## TO DO
Look through the lines below and extract any with the word "text".

## Items from a data source
- - - -

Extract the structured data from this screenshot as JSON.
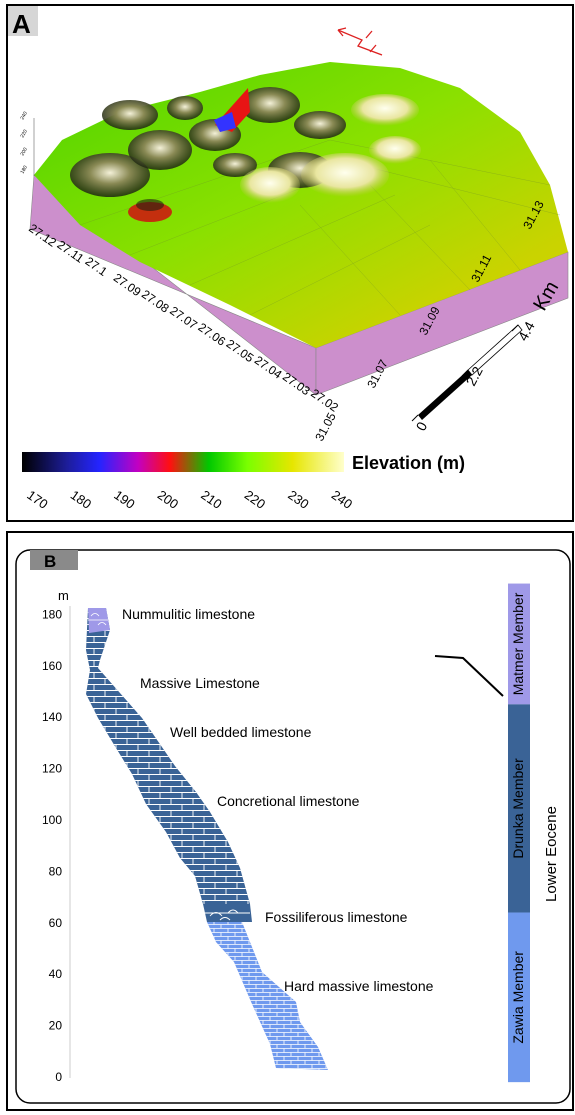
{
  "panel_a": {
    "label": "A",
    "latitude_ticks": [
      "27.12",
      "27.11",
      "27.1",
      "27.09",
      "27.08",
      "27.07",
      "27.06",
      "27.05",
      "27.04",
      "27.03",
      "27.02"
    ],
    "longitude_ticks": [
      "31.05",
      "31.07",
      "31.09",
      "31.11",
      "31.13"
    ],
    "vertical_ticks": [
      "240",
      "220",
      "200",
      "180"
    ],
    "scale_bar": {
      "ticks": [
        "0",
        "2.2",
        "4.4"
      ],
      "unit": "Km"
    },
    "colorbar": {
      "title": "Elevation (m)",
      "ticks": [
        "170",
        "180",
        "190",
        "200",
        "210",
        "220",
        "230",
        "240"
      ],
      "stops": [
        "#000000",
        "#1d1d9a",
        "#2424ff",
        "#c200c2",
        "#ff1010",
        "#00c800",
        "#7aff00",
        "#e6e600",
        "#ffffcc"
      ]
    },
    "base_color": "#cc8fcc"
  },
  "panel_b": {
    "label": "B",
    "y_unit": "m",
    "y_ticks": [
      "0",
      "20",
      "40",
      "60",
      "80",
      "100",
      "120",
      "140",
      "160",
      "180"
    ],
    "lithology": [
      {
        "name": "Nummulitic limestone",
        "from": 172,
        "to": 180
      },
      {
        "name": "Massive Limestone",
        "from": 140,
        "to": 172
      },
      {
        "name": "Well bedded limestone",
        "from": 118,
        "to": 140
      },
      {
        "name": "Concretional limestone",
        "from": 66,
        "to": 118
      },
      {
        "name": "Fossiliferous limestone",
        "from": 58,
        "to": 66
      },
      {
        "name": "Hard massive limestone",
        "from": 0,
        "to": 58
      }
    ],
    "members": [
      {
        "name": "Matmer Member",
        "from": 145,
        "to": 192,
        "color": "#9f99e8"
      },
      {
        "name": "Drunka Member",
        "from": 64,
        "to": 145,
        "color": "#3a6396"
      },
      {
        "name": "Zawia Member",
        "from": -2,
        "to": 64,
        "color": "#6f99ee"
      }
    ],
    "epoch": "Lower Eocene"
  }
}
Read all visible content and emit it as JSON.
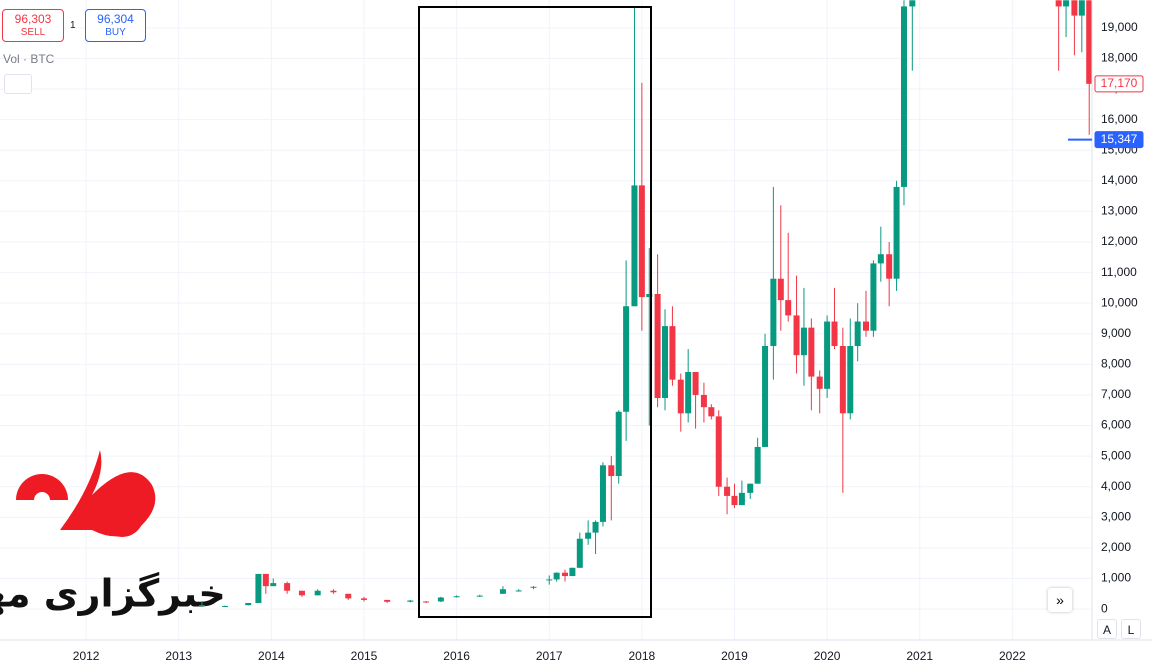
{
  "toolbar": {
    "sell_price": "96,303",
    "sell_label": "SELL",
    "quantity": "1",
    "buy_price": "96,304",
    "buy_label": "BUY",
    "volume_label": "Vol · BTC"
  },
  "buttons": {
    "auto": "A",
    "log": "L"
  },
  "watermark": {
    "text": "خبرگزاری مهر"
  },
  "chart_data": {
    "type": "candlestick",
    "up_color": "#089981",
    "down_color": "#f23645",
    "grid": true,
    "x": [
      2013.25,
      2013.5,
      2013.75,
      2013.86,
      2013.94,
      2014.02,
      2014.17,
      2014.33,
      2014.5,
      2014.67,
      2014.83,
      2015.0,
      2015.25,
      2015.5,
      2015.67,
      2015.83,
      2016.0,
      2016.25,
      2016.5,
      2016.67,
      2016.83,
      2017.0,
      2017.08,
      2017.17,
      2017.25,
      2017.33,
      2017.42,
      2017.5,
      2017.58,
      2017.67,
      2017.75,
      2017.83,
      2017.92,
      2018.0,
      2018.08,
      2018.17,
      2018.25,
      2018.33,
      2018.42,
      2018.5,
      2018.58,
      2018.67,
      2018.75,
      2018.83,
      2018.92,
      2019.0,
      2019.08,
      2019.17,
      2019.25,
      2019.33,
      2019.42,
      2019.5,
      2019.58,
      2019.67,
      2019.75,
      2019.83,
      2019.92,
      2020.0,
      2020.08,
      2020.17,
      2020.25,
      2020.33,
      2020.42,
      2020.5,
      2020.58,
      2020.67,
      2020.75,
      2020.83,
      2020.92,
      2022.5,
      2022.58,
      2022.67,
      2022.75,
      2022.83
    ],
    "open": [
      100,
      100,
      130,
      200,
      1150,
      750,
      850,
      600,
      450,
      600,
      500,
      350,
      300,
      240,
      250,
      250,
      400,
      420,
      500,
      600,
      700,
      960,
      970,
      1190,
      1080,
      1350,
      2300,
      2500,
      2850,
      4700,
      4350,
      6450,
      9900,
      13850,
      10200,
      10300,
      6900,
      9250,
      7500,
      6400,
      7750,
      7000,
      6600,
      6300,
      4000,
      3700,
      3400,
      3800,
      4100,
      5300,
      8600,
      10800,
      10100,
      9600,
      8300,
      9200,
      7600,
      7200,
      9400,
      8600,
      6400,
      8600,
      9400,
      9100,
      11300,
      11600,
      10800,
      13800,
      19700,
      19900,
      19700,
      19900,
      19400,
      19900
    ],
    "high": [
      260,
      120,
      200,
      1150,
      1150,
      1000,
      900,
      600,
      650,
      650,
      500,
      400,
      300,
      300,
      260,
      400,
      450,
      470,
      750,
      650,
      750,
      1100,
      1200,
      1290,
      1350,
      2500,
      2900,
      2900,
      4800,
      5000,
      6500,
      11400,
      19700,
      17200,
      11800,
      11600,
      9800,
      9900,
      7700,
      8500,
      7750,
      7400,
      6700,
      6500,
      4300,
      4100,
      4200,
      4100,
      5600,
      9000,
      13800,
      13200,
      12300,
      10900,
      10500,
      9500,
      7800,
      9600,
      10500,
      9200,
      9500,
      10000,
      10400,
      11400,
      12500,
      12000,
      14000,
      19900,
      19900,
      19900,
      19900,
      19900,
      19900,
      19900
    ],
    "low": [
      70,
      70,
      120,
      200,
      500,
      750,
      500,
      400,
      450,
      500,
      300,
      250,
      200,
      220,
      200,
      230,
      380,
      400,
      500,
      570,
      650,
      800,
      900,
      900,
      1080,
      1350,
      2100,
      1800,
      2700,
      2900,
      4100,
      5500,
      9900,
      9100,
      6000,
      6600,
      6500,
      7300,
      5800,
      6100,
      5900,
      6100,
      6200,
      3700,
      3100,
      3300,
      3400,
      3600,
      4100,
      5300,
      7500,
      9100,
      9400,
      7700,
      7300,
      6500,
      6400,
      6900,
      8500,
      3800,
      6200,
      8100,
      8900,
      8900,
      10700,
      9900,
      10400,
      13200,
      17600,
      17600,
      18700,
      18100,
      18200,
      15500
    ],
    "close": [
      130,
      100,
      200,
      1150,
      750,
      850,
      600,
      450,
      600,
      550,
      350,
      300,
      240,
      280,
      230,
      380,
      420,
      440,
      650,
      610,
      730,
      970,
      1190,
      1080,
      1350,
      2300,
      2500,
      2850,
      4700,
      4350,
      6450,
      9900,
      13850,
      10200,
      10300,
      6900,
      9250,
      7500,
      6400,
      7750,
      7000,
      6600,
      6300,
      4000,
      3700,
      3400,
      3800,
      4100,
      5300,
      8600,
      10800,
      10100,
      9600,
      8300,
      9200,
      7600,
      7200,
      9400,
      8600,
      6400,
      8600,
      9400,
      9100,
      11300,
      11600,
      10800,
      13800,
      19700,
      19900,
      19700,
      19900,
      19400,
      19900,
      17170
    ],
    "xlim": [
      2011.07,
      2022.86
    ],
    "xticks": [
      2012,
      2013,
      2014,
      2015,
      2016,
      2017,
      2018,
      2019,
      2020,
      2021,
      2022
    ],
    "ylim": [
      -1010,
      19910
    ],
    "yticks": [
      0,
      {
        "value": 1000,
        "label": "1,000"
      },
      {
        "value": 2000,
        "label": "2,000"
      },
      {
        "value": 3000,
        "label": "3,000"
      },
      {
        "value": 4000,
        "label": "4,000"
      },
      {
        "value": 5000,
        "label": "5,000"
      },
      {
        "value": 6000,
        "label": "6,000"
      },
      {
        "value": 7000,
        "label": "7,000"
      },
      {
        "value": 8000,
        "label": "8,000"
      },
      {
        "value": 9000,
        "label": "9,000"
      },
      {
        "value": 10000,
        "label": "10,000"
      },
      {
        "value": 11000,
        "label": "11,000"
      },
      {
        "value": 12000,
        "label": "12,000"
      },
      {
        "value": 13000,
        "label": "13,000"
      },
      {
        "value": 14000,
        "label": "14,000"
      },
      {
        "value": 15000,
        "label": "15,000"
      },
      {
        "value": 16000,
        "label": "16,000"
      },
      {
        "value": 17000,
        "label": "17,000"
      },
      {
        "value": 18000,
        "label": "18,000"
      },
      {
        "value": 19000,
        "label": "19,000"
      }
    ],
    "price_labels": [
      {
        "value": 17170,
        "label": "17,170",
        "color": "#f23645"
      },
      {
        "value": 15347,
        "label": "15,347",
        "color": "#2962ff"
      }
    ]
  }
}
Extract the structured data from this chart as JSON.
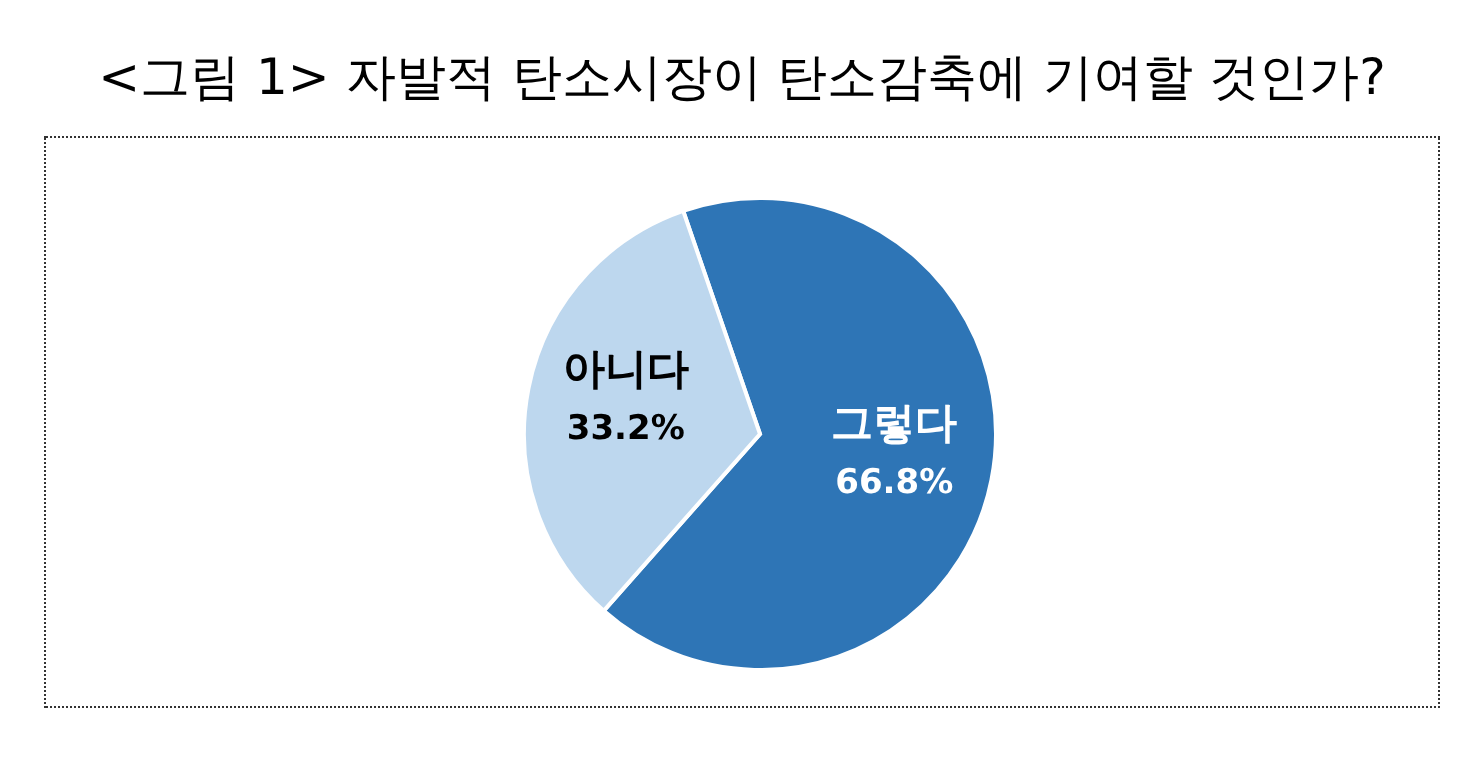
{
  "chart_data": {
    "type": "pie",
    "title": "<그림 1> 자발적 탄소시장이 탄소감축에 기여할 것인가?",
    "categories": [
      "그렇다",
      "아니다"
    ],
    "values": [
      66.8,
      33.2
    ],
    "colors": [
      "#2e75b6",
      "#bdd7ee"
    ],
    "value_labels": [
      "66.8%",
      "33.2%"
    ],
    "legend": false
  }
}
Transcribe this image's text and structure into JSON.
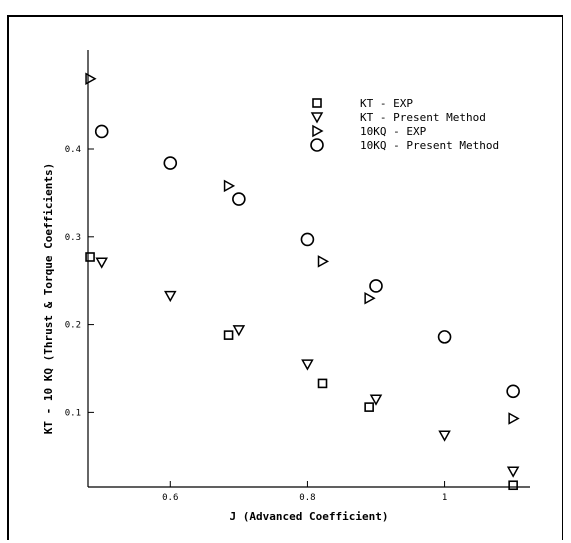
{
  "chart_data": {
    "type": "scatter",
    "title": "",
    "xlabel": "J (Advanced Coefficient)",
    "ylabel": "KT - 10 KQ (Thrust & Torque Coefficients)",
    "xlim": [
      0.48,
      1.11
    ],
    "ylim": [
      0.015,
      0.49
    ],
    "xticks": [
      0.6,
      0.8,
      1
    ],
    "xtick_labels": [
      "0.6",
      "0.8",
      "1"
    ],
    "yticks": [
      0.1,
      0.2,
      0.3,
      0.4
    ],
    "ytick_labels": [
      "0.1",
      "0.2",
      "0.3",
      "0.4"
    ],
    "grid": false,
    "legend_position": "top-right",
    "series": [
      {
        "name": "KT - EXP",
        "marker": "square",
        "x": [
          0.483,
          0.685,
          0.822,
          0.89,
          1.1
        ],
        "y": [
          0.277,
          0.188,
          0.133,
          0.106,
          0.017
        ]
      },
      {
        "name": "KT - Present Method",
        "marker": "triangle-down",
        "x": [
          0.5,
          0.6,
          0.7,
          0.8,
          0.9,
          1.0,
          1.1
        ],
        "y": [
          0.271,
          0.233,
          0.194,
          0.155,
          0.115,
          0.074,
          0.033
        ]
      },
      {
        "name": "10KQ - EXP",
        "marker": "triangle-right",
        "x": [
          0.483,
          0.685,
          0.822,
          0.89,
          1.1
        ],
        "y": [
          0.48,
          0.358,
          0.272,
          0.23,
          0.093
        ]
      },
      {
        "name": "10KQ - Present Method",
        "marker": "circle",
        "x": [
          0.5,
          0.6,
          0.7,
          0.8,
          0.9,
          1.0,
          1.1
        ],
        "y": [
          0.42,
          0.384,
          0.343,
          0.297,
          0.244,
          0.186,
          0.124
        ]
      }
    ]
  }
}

- - - -

## CORRECT OUTPUT
    "text": "خبرگزاری مهر"
Transcribe this image's text and structure into JSON.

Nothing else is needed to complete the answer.